BEGIN Records supplied

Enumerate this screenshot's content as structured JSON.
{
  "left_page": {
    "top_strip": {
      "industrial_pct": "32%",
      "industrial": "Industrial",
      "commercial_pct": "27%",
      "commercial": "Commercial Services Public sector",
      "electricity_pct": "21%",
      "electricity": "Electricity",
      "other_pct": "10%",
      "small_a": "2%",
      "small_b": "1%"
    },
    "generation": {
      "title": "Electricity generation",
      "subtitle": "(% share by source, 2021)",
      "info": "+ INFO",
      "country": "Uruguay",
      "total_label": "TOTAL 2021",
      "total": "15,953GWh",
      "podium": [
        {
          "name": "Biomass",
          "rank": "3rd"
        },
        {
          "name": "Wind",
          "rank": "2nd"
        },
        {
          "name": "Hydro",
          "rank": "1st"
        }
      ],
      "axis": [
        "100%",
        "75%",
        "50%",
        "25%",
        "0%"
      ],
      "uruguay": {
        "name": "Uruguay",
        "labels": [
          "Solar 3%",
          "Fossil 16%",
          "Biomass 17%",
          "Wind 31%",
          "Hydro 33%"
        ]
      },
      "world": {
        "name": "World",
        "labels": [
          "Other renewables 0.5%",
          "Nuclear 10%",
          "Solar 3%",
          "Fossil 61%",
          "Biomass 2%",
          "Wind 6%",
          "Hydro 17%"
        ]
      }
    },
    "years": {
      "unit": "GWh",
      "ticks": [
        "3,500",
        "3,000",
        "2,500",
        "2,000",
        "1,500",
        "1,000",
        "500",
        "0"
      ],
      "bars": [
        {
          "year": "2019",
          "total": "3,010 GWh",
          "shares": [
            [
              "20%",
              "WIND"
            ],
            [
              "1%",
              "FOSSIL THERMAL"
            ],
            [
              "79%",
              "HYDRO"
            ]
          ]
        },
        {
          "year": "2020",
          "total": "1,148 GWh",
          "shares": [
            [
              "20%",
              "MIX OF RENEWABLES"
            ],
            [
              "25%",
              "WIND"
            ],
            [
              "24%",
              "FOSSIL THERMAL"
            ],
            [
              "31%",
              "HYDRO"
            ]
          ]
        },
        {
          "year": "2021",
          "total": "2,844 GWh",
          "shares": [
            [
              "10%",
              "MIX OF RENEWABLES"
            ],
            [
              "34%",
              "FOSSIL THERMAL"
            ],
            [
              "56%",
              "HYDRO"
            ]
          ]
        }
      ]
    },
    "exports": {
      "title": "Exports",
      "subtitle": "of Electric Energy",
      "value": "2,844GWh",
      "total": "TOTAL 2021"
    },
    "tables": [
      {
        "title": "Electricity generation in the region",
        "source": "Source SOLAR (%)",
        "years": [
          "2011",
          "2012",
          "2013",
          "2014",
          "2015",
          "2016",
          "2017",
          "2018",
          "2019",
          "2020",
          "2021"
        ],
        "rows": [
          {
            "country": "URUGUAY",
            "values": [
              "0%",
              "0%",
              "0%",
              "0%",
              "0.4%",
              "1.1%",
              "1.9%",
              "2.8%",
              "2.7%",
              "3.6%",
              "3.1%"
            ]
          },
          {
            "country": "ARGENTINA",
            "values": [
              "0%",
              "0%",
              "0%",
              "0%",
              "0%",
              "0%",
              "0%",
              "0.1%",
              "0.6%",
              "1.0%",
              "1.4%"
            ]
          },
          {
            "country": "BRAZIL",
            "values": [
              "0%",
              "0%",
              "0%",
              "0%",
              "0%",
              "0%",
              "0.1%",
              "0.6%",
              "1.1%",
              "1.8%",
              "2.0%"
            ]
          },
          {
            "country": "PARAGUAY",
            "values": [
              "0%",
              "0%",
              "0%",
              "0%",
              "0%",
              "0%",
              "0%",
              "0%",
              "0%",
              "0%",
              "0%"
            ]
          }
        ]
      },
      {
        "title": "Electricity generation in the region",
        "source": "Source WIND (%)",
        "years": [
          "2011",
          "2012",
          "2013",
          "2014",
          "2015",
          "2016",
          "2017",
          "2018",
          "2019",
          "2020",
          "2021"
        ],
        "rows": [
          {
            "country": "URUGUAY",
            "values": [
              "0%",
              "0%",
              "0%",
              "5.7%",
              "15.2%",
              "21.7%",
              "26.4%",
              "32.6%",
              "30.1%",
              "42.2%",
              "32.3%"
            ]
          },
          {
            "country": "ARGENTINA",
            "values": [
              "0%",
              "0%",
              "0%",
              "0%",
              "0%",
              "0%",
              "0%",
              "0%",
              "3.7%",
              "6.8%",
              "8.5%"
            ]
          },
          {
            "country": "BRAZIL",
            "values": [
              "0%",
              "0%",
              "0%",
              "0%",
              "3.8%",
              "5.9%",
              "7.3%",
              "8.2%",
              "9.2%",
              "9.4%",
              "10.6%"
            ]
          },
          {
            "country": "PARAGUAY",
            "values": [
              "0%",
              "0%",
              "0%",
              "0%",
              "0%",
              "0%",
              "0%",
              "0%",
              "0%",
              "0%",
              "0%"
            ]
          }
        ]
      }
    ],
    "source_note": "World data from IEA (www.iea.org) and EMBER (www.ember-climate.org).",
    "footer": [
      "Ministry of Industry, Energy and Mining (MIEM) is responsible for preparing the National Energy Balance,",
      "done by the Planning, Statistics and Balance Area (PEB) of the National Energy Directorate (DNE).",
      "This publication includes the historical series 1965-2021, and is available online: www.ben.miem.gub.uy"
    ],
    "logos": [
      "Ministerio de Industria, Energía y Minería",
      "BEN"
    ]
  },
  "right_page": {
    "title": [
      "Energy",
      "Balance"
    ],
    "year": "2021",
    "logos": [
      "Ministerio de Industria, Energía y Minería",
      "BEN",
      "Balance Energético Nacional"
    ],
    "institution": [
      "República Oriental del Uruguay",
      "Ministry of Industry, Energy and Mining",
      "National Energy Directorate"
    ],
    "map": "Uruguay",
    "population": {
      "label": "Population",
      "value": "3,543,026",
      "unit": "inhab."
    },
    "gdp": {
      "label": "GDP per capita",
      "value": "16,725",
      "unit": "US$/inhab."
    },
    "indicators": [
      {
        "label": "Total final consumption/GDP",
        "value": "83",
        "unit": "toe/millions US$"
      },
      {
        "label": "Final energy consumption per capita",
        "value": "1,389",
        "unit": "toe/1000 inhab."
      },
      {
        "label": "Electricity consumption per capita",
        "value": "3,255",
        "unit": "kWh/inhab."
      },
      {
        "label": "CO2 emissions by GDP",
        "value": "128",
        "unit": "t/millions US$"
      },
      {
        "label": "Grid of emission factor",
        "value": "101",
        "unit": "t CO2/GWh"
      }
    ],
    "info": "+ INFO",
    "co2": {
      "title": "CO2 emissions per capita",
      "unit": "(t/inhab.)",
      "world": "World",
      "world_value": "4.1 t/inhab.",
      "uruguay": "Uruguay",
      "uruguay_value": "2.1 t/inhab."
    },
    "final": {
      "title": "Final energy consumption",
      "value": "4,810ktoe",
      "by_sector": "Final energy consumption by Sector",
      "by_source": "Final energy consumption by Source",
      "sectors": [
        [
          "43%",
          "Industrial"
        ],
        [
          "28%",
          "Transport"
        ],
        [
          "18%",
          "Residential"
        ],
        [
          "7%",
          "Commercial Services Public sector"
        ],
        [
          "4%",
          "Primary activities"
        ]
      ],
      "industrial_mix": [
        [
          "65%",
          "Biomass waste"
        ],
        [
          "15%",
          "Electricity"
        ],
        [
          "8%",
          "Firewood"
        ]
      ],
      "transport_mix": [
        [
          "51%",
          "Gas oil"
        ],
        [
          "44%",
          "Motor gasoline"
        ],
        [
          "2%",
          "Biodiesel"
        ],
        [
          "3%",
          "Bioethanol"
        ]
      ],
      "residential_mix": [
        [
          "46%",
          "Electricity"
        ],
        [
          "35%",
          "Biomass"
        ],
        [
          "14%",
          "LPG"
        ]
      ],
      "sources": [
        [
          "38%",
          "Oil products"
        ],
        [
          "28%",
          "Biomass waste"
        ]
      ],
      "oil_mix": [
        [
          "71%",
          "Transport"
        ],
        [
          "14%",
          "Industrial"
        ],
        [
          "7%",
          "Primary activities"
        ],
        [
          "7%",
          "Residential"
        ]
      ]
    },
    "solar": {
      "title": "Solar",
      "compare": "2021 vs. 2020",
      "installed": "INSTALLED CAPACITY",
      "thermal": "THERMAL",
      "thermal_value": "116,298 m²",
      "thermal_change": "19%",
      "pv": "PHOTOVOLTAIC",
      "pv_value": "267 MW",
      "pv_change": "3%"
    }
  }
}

END Records supplied

Count the lines of the listing above that include the word "Mining" and state the total with nothing else.

### Answer to the task
2